◆ **What is needed**: Pictures stay out of the copy; set down each line of the listing below exactly.

◆ **Saved data entries**:

================

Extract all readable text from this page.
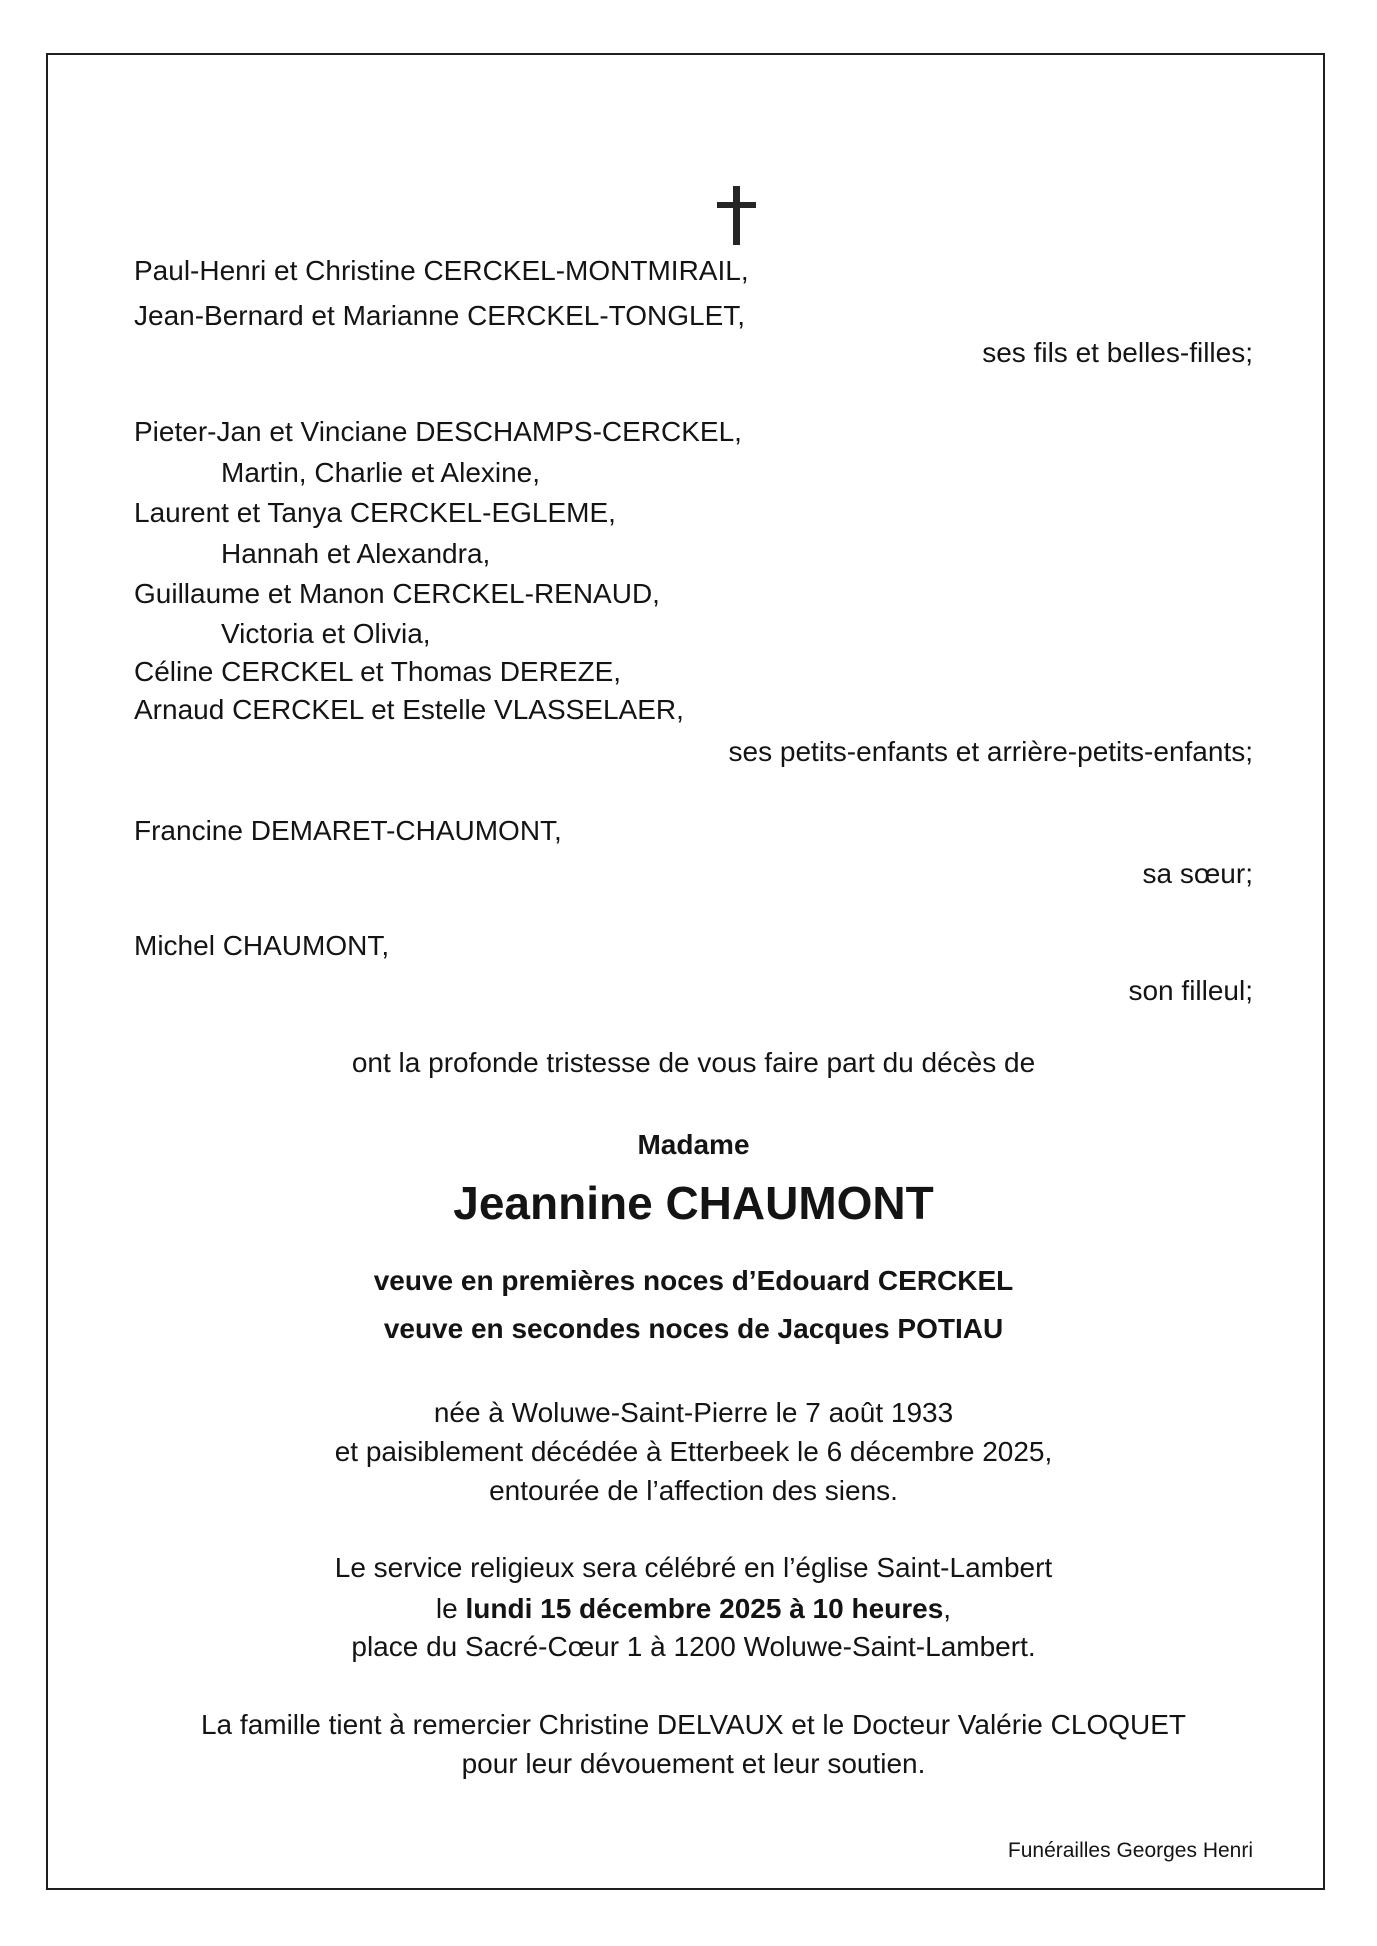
Paul-Henri et Christine CERCKEL-MONTMIRAIL,
Jean-Bernard et Marianne CERCKEL-TONGLET,
ses fils et belles-filles;
Pieter-Jan et Vinciane DESCHAMPS-CERCKEL,
Martin, Charlie et Alexine,
Laurent et Tanya CERCKEL-EGLEME,
Hannah et Alexandra,
Guillaume et Manon CERCKEL-RENAUD,
Victoria et Olivia,
Céline CERCKEL et Thomas DEREZE,
Arnaud CERCKEL et Estelle VLASSELAER,
ses petits-enfants et arrière-petits-enfants;
Francine DEMARET-CHAUMONT,
sa sœur;
Michel CHAUMONT,
son filleul;
ont la profonde tristesse de vous faire part du décès de
Madame
Jeannine CHAUMONT
veuve en premières noces d’Edouard CERCKEL
veuve en secondes noces de Jacques POTIAU
née à Woluwe-Saint-Pierre le 7 août 1933
et paisiblement décédée à Etterbeek le 6 décembre 2025,
entourée de l’affection des siens.
Le service religieux sera célébré en l’église Saint-Lambert
le lundi 15 décembre 2025 à 10 heures,
place du Sacré-Cœur 1 à 1200 Woluwe-Saint-Lambert.
La famille tient à remercier Christine DELVAUX et le Docteur Valérie CLOQUET
pour leur dévouement et leur soutien.
Funérailles Georges Henri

================

◆ **Solution to this task**:
Extract all readable text from this page.
Paul-Henri et Christine CERCKEL-MONTMIRAIL,
Jean-Bernard et Marianne CERCKEL-TONGLET,
ses fils et belles-filles;
Pieter-Jan et Vinciane DESCHAMPS-CERCKEL,
Martin, Charlie et Alexine,
Laurent et Tanya CERCKEL-EGLEME,
Hannah et Alexandra,
Guillaume et Manon CERCKEL-RENAUD,
Victoria et Olivia,
Céline CERCKEL et Thomas DEREZE,
Arnaud CERCKEL et Estelle VLASSELAER,
ses petits-enfants et arrière-petits-enfants;
Francine DEMARET-CHAUMONT,
sa sœur;
Michel CHAUMONT,
son filleul;
ont la profonde tristesse de vous faire part du décès de
Madame
Jeannine CHAUMONT
veuve en premières noces d’Edouard CERCKEL
veuve en secondes noces de Jacques POTIAU
née à Woluwe-Saint-Pierre le 7 août 1933
et paisiblement décédée à Etterbeek le 6 décembre 2025,
entourée de l’affection des siens.
Le service religieux sera célébré en l’église Saint-Lambert
le lundi 15 décembre 2025 à 10 heures,
place du Sacré-Cœur 1 à 1200 Woluwe-Saint-Lambert.
La famille tient à remercier Christine DELVAUX et le Docteur Valérie CLOQUET
pour leur dévouement et leur soutien.
Funérailles Georges Henri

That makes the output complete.